**WRITTEN INSTRUCTION**
Pictures do not belong in the copy; transcribe everything else in the records exactly.

(Stored data entries)
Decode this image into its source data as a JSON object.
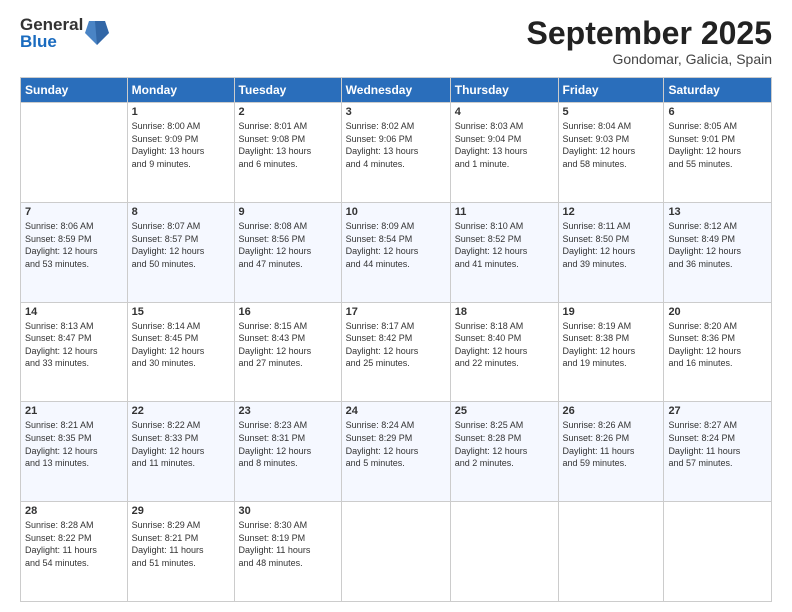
{
  "logo": {
    "general": "General",
    "blue": "Blue"
  },
  "title": "September 2025",
  "location": "Gondomar, Galicia, Spain",
  "days_of_week": [
    "Sunday",
    "Monday",
    "Tuesday",
    "Wednesday",
    "Thursday",
    "Friday",
    "Saturday"
  ],
  "weeks": [
    [
      {
        "day": "",
        "content": ""
      },
      {
        "day": "1",
        "content": "Sunrise: 8:00 AM\nSunset: 9:09 PM\nDaylight: 13 hours\nand 9 minutes."
      },
      {
        "day": "2",
        "content": "Sunrise: 8:01 AM\nSunset: 9:08 PM\nDaylight: 13 hours\nand 6 minutes."
      },
      {
        "day": "3",
        "content": "Sunrise: 8:02 AM\nSunset: 9:06 PM\nDaylight: 13 hours\nand 4 minutes."
      },
      {
        "day": "4",
        "content": "Sunrise: 8:03 AM\nSunset: 9:04 PM\nDaylight: 13 hours\nand 1 minute."
      },
      {
        "day": "5",
        "content": "Sunrise: 8:04 AM\nSunset: 9:03 PM\nDaylight: 12 hours\nand 58 minutes."
      },
      {
        "day": "6",
        "content": "Sunrise: 8:05 AM\nSunset: 9:01 PM\nDaylight: 12 hours\nand 55 minutes."
      }
    ],
    [
      {
        "day": "7",
        "content": "Sunrise: 8:06 AM\nSunset: 8:59 PM\nDaylight: 12 hours\nand 53 minutes."
      },
      {
        "day": "8",
        "content": "Sunrise: 8:07 AM\nSunset: 8:57 PM\nDaylight: 12 hours\nand 50 minutes."
      },
      {
        "day": "9",
        "content": "Sunrise: 8:08 AM\nSunset: 8:56 PM\nDaylight: 12 hours\nand 47 minutes."
      },
      {
        "day": "10",
        "content": "Sunrise: 8:09 AM\nSunset: 8:54 PM\nDaylight: 12 hours\nand 44 minutes."
      },
      {
        "day": "11",
        "content": "Sunrise: 8:10 AM\nSunset: 8:52 PM\nDaylight: 12 hours\nand 41 minutes."
      },
      {
        "day": "12",
        "content": "Sunrise: 8:11 AM\nSunset: 8:50 PM\nDaylight: 12 hours\nand 39 minutes."
      },
      {
        "day": "13",
        "content": "Sunrise: 8:12 AM\nSunset: 8:49 PM\nDaylight: 12 hours\nand 36 minutes."
      }
    ],
    [
      {
        "day": "14",
        "content": "Sunrise: 8:13 AM\nSunset: 8:47 PM\nDaylight: 12 hours\nand 33 minutes."
      },
      {
        "day": "15",
        "content": "Sunrise: 8:14 AM\nSunset: 8:45 PM\nDaylight: 12 hours\nand 30 minutes."
      },
      {
        "day": "16",
        "content": "Sunrise: 8:15 AM\nSunset: 8:43 PM\nDaylight: 12 hours\nand 27 minutes."
      },
      {
        "day": "17",
        "content": "Sunrise: 8:17 AM\nSunset: 8:42 PM\nDaylight: 12 hours\nand 25 minutes."
      },
      {
        "day": "18",
        "content": "Sunrise: 8:18 AM\nSunset: 8:40 PM\nDaylight: 12 hours\nand 22 minutes."
      },
      {
        "day": "19",
        "content": "Sunrise: 8:19 AM\nSunset: 8:38 PM\nDaylight: 12 hours\nand 19 minutes."
      },
      {
        "day": "20",
        "content": "Sunrise: 8:20 AM\nSunset: 8:36 PM\nDaylight: 12 hours\nand 16 minutes."
      }
    ],
    [
      {
        "day": "21",
        "content": "Sunrise: 8:21 AM\nSunset: 8:35 PM\nDaylight: 12 hours\nand 13 minutes."
      },
      {
        "day": "22",
        "content": "Sunrise: 8:22 AM\nSunset: 8:33 PM\nDaylight: 12 hours\nand 11 minutes."
      },
      {
        "day": "23",
        "content": "Sunrise: 8:23 AM\nSunset: 8:31 PM\nDaylight: 12 hours\nand 8 minutes."
      },
      {
        "day": "24",
        "content": "Sunrise: 8:24 AM\nSunset: 8:29 PM\nDaylight: 12 hours\nand 5 minutes."
      },
      {
        "day": "25",
        "content": "Sunrise: 8:25 AM\nSunset: 8:28 PM\nDaylight: 12 hours\nand 2 minutes."
      },
      {
        "day": "26",
        "content": "Sunrise: 8:26 AM\nSunset: 8:26 PM\nDaylight: 11 hours\nand 59 minutes."
      },
      {
        "day": "27",
        "content": "Sunrise: 8:27 AM\nSunset: 8:24 PM\nDaylight: 11 hours\nand 57 minutes."
      }
    ],
    [
      {
        "day": "28",
        "content": "Sunrise: 8:28 AM\nSunset: 8:22 PM\nDaylight: 11 hours\nand 54 minutes."
      },
      {
        "day": "29",
        "content": "Sunrise: 8:29 AM\nSunset: 8:21 PM\nDaylight: 11 hours\nand 51 minutes."
      },
      {
        "day": "30",
        "content": "Sunrise: 8:30 AM\nSunset: 8:19 PM\nDaylight: 11 hours\nand 48 minutes."
      },
      {
        "day": "",
        "content": ""
      },
      {
        "day": "",
        "content": ""
      },
      {
        "day": "",
        "content": ""
      },
      {
        "day": "",
        "content": ""
      }
    ]
  ]
}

**RESULT OF THE EXERCISE**
Decode this image into its source data as a JSON object.
{
  "logo": {
    "general": "General",
    "blue": "Blue"
  },
  "title": "September 2025",
  "location": "Gondomar, Galicia, Spain",
  "days_of_week": [
    "Sunday",
    "Monday",
    "Tuesday",
    "Wednesday",
    "Thursday",
    "Friday",
    "Saturday"
  ],
  "weeks": [
    [
      {
        "day": "",
        "content": ""
      },
      {
        "day": "1",
        "content": "Sunrise: 8:00 AM\nSunset: 9:09 PM\nDaylight: 13 hours\nand 9 minutes."
      },
      {
        "day": "2",
        "content": "Sunrise: 8:01 AM\nSunset: 9:08 PM\nDaylight: 13 hours\nand 6 minutes."
      },
      {
        "day": "3",
        "content": "Sunrise: 8:02 AM\nSunset: 9:06 PM\nDaylight: 13 hours\nand 4 minutes."
      },
      {
        "day": "4",
        "content": "Sunrise: 8:03 AM\nSunset: 9:04 PM\nDaylight: 13 hours\nand 1 minute."
      },
      {
        "day": "5",
        "content": "Sunrise: 8:04 AM\nSunset: 9:03 PM\nDaylight: 12 hours\nand 58 minutes."
      },
      {
        "day": "6",
        "content": "Sunrise: 8:05 AM\nSunset: 9:01 PM\nDaylight: 12 hours\nand 55 minutes."
      }
    ],
    [
      {
        "day": "7",
        "content": "Sunrise: 8:06 AM\nSunset: 8:59 PM\nDaylight: 12 hours\nand 53 minutes."
      },
      {
        "day": "8",
        "content": "Sunrise: 8:07 AM\nSunset: 8:57 PM\nDaylight: 12 hours\nand 50 minutes."
      },
      {
        "day": "9",
        "content": "Sunrise: 8:08 AM\nSunset: 8:56 PM\nDaylight: 12 hours\nand 47 minutes."
      },
      {
        "day": "10",
        "content": "Sunrise: 8:09 AM\nSunset: 8:54 PM\nDaylight: 12 hours\nand 44 minutes."
      },
      {
        "day": "11",
        "content": "Sunrise: 8:10 AM\nSunset: 8:52 PM\nDaylight: 12 hours\nand 41 minutes."
      },
      {
        "day": "12",
        "content": "Sunrise: 8:11 AM\nSunset: 8:50 PM\nDaylight: 12 hours\nand 39 minutes."
      },
      {
        "day": "13",
        "content": "Sunrise: 8:12 AM\nSunset: 8:49 PM\nDaylight: 12 hours\nand 36 minutes."
      }
    ],
    [
      {
        "day": "14",
        "content": "Sunrise: 8:13 AM\nSunset: 8:47 PM\nDaylight: 12 hours\nand 33 minutes."
      },
      {
        "day": "15",
        "content": "Sunrise: 8:14 AM\nSunset: 8:45 PM\nDaylight: 12 hours\nand 30 minutes."
      },
      {
        "day": "16",
        "content": "Sunrise: 8:15 AM\nSunset: 8:43 PM\nDaylight: 12 hours\nand 27 minutes."
      },
      {
        "day": "17",
        "content": "Sunrise: 8:17 AM\nSunset: 8:42 PM\nDaylight: 12 hours\nand 25 minutes."
      },
      {
        "day": "18",
        "content": "Sunrise: 8:18 AM\nSunset: 8:40 PM\nDaylight: 12 hours\nand 22 minutes."
      },
      {
        "day": "19",
        "content": "Sunrise: 8:19 AM\nSunset: 8:38 PM\nDaylight: 12 hours\nand 19 minutes."
      },
      {
        "day": "20",
        "content": "Sunrise: 8:20 AM\nSunset: 8:36 PM\nDaylight: 12 hours\nand 16 minutes."
      }
    ],
    [
      {
        "day": "21",
        "content": "Sunrise: 8:21 AM\nSunset: 8:35 PM\nDaylight: 12 hours\nand 13 minutes."
      },
      {
        "day": "22",
        "content": "Sunrise: 8:22 AM\nSunset: 8:33 PM\nDaylight: 12 hours\nand 11 minutes."
      },
      {
        "day": "23",
        "content": "Sunrise: 8:23 AM\nSunset: 8:31 PM\nDaylight: 12 hours\nand 8 minutes."
      },
      {
        "day": "24",
        "content": "Sunrise: 8:24 AM\nSunset: 8:29 PM\nDaylight: 12 hours\nand 5 minutes."
      },
      {
        "day": "25",
        "content": "Sunrise: 8:25 AM\nSunset: 8:28 PM\nDaylight: 12 hours\nand 2 minutes."
      },
      {
        "day": "26",
        "content": "Sunrise: 8:26 AM\nSunset: 8:26 PM\nDaylight: 11 hours\nand 59 minutes."
      },
      {
        "day": "27",
        "content": "Sunrise: 8:27 AM\nSunset: 8:24 PM\nDaylight: 11 hours\nand 57 minutes."
      }
    ],
    [
      {
        "day": "28",
        "content": "Sunrise: 8:28 AM\nSunset: 8:22 PM\nDaylight: 11 hours\nand 54 minutes."
      },
      {
        "day": "29",
        "content": "Sunrise: 8:29 AM\nSunset: 8:21 PM\nDaylight: 11 hours\nand 51 minutes."
      },
      {
        "day": "30",
        "content": "Sunrise: 8:30 AM\nSunset: 8:19 PM\nDaylight: 11 hours\nand 48 minutes."
      },
      {
        "day": "",
        "content": ""
      },
      {
        "day": "",
        "content": ""
      },
      {
        "day": "",
        "content": ""
      },
      {
        "day": "",
        "content": ""
      }
    ]
  ]
}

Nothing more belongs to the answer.